Tally the lines containing the word "this" and give the total alone.

### Provided information ###

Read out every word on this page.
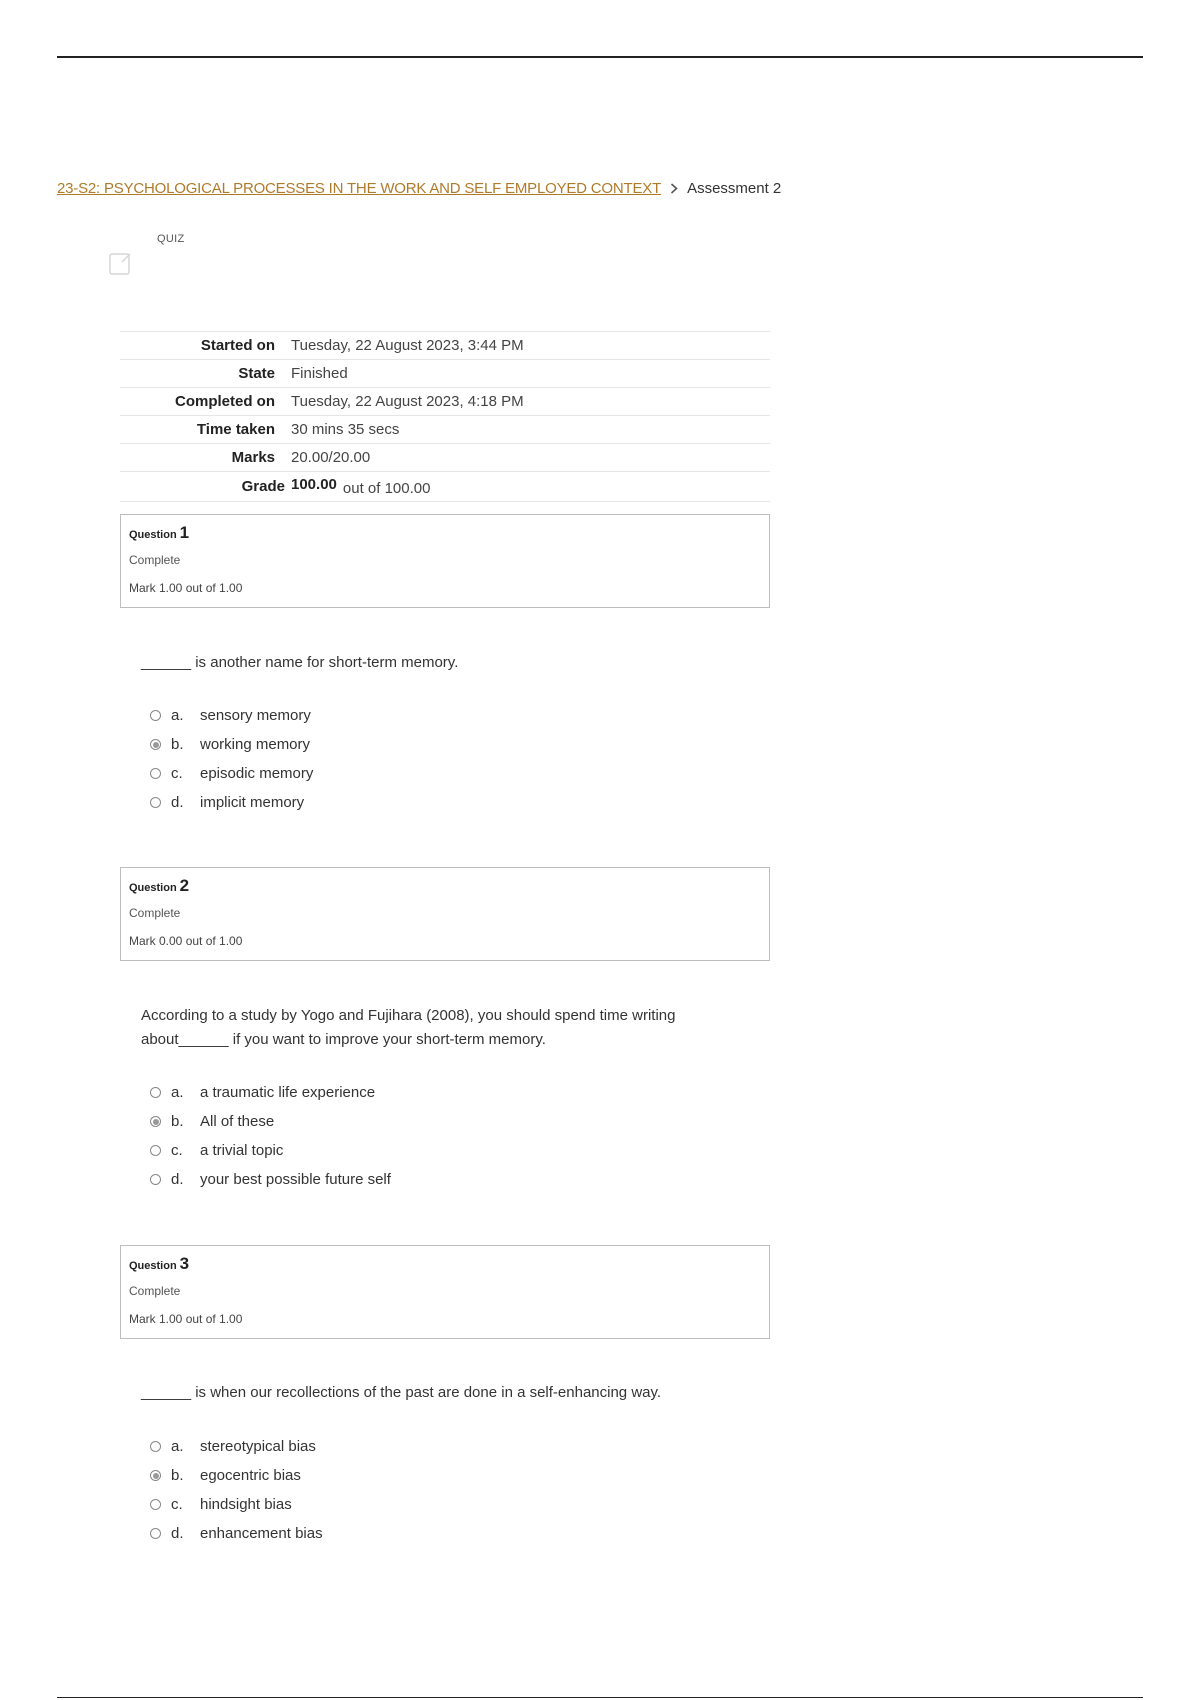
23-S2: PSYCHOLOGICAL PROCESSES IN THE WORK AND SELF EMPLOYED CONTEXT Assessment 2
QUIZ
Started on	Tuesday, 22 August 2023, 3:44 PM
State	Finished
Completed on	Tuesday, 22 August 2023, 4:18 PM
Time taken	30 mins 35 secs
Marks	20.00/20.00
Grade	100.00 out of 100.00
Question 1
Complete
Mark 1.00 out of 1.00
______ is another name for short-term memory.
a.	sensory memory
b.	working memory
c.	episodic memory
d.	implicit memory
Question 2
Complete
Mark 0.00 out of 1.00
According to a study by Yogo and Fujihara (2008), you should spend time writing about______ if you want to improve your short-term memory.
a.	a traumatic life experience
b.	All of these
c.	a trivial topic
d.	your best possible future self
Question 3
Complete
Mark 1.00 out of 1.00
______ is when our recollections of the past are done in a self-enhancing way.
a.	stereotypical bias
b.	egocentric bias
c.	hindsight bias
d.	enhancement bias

###
### Provided information ###

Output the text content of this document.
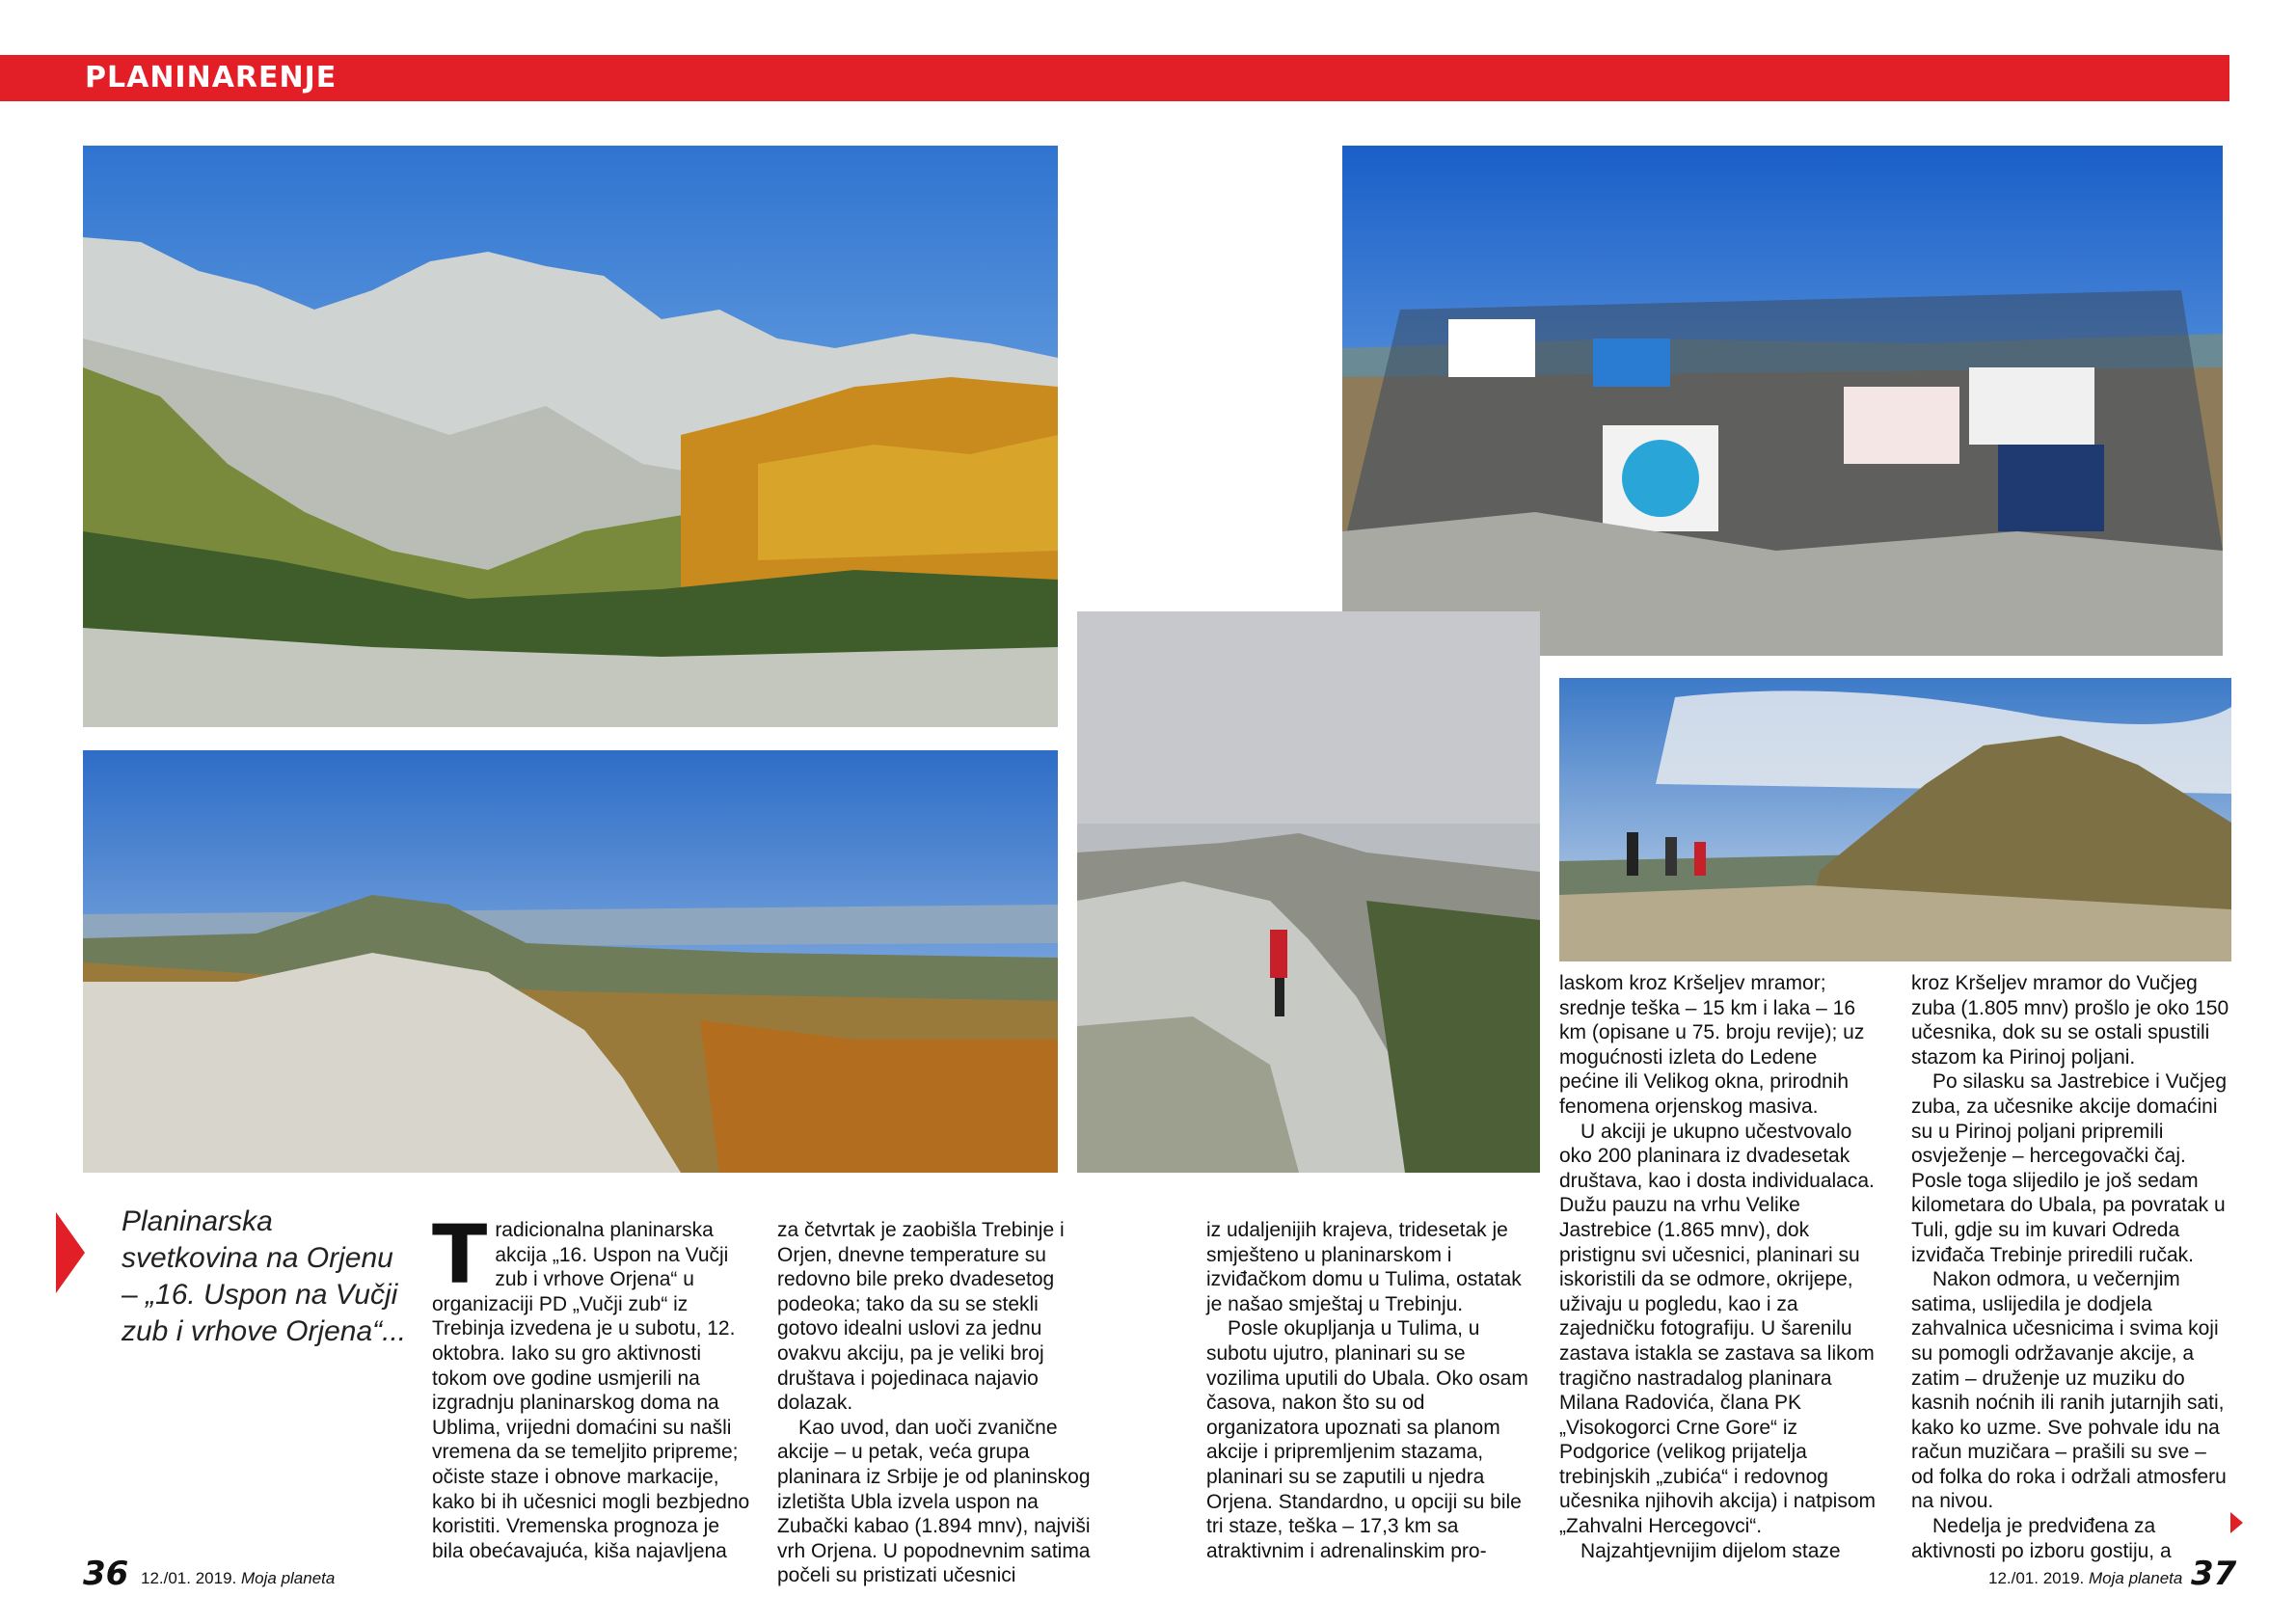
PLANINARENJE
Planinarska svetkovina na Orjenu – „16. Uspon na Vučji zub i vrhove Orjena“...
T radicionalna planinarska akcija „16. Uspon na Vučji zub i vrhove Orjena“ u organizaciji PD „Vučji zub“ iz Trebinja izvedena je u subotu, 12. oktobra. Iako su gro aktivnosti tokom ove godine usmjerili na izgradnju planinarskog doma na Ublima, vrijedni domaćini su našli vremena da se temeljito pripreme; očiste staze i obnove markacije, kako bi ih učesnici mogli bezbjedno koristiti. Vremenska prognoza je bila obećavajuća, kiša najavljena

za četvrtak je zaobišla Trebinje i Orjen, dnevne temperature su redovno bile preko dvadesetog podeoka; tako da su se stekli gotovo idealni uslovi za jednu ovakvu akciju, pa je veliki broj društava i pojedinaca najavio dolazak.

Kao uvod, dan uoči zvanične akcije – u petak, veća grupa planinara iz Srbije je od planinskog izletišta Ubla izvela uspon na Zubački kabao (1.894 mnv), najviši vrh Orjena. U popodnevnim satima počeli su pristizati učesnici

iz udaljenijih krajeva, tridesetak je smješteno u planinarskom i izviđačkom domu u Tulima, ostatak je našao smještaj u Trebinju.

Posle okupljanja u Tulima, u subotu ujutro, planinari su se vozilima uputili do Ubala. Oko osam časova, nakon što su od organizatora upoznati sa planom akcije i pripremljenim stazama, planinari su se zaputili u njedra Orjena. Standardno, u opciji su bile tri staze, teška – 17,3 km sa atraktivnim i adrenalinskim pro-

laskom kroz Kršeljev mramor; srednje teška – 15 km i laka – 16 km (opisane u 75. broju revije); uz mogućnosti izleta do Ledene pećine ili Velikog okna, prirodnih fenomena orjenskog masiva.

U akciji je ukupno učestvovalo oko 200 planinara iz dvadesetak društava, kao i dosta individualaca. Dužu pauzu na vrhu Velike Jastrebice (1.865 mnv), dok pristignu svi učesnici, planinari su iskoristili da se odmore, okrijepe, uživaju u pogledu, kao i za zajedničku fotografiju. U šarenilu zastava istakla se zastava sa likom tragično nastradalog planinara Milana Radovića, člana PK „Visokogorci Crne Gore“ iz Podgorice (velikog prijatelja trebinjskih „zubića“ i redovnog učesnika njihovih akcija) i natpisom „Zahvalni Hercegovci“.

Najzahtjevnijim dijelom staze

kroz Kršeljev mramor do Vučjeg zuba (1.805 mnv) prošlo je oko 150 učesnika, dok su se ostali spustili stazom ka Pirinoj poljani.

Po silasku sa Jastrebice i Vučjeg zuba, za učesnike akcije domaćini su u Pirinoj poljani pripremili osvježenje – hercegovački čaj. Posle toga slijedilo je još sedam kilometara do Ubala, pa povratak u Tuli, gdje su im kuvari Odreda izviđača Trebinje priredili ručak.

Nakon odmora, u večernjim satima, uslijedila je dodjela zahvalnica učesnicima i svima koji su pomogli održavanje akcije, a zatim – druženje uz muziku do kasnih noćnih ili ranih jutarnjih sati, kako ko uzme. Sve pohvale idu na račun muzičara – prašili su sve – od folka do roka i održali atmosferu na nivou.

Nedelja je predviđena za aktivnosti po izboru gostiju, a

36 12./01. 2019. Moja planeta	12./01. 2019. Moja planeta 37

###

The reply
2